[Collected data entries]
● ● ●
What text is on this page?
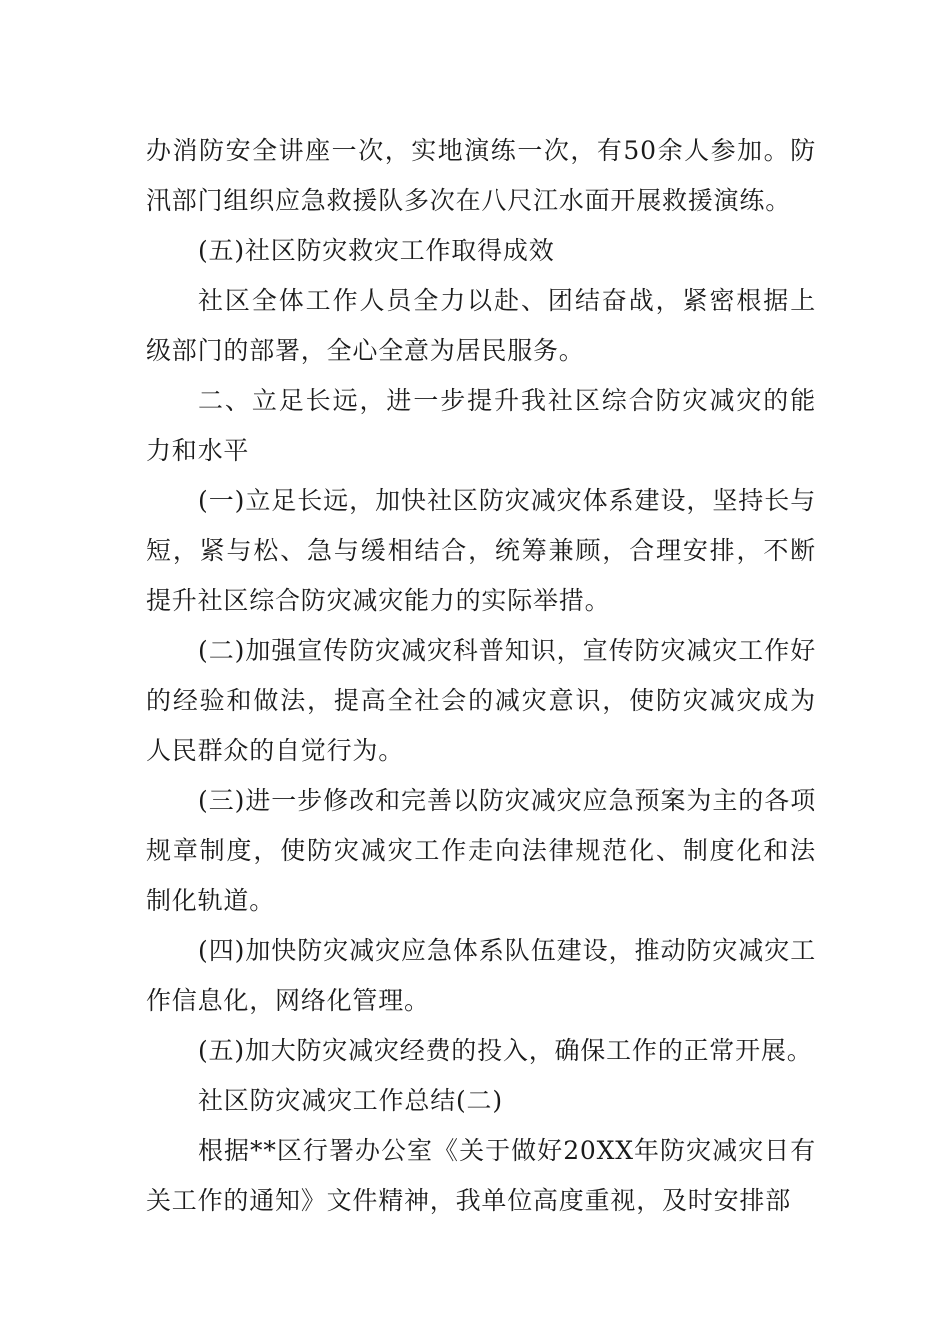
办消防安全讲座一次，实地演练一次，有50余人参加。防汛部门组织应急救援队多次在八尺江水面开展救援演练。

(五)社区防灾救灾工作取得成效

社区全体工作人员全力以赴、团结奋战，紧密根据上级部门的部署，全心全意为居民服务。

二、立足长远，进一步提升我社区综合防灾减灾的能力和水平

(一)立足长远，加快社区防灾减灾体系建设，坚持长与短，紧与松、急与缓相结合，统筹兼顾，合理安排，不断提升社区综合防灾减灾能力的实际举措。

(二)加强宣传防灾减灾科普知识，宣传防灾减灾工作好的经验和做法，提高全社会的减灾意识，使防灾减灾成为人民群众的自觉行为。

(三)进一步修改和完善以防灾减灾应急预案为主的各项规章制度，使防灾减灾工作走向法律规范化、制度化和法制化轨道。

(四)加快防灾减灾应急体系队伍建设，推动防灾减灾工作信息化，网络化管理。

(五)加大防灾减灾经费的投入，确保工作的正常开展。

社区防灾减灾工作总结(二)

根据**区行署办公室《关于做好20XX年防灾减灾日有关工作的通知》文件精神，我单位高度重视，及时安排部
● ● ●
Set down the lines of the records above exactly, apart from the pictures.

__In response__
What text is on this page?
办消防安全讲座一次，实地演练一次，有50余人参加。防汛部门组织应急救援队多次在八尺江水面开展救援演练。

(五)社区防灾救灾工作取得成效

社区全体工作人员全力以赴、团结奋战，紧密根据上级部门的部署，全心全意为居民服务。

二、立足长远，进一步提升我社区综合防灾减灾的能力和水平

(一)立足长远，加快社区防灾减灾体系建设，坚持长与短，紧与松、急与缓相结合，统筹兼顾，合理安排，不断提升社区综合防灾减灾能力的实际举措。

(二)加强宣传防灾减灾科普知识，宣传防灾减灾工作好的经验和做法，提高全社会的减灾意识，使防灾减灾成为人民群众的自觉行为。

(三)进一步修改和完善以防灾减灾应急预案为主的各项规章制度，使防灾减灾工作走向法律规范化、制度化和法制化轨道。

(四)加快防灾减灾应急体系队伍建设，推动防灾减灾工作信息化，网络化管理。

(五)加大防灾减灾经费的投入，确保工作的正常开展。

社区防灾减灾工作总结(二)

根据**区行署办公室《关于做好20XX年防灾减灾日有关工作的通知》文件精神，我单位高度重视，及时安排部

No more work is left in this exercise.